- _RECORDS TO PROCESS_:
################

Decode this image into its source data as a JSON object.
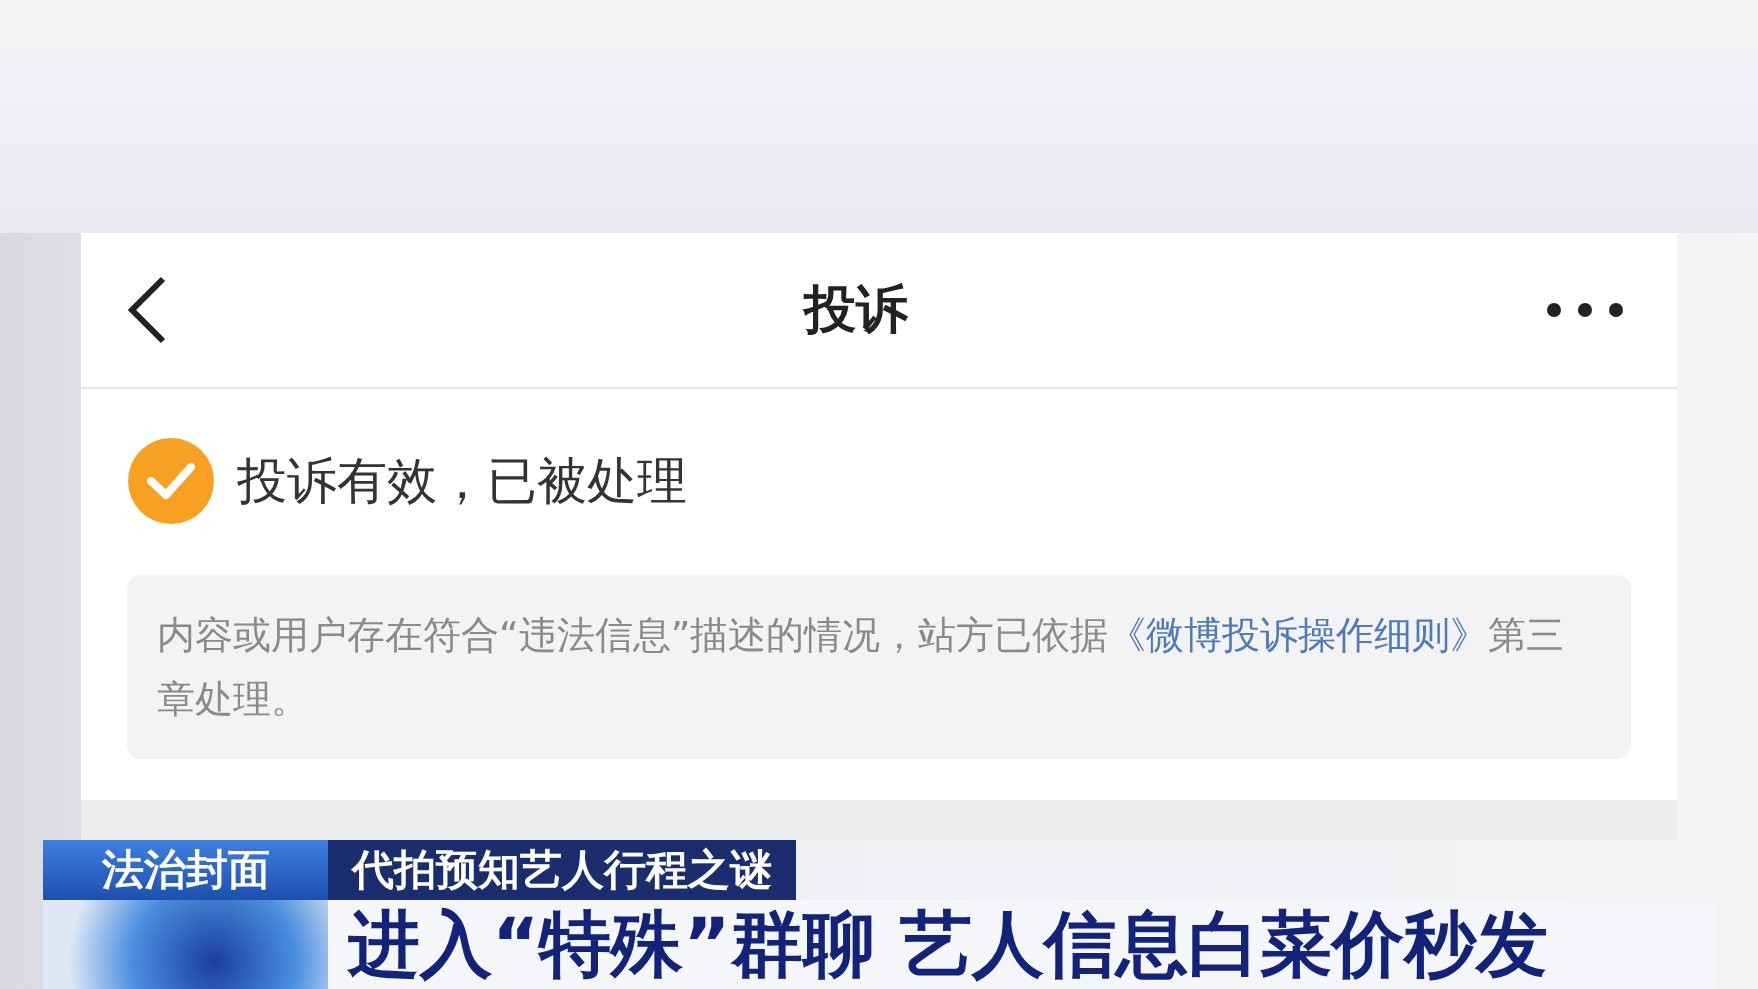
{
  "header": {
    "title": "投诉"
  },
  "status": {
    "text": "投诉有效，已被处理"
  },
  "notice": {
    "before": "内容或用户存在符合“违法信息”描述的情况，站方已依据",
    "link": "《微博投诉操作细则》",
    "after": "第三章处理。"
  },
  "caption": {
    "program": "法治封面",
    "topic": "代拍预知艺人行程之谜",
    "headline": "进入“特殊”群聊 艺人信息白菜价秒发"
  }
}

################

- _TASK GOAL_: Your task is an exact transcription of all the data, minus the pictures.

- _RESULT FOR THIS EXERCISE_:
Decode this image into its source data as a JSON object.
{
  "header": {
    "title": "投诉"
  },
  "status": {
    "text": "投诉有效，已被处理"
  },
  "notice": {
    "before": "内容或用户存在符合“违法信息”描述的情况，站方已依据",
    "link": "《微博投诉操作细则》",
    "after": "第三章处理。"
  },
  "caption": {
    "program": "法治封面",
    "topic": "代拍预知艺人行程之谜",
    "headline": "进入“特殊”群聊 艺人信息白菜价秒发"
  }
}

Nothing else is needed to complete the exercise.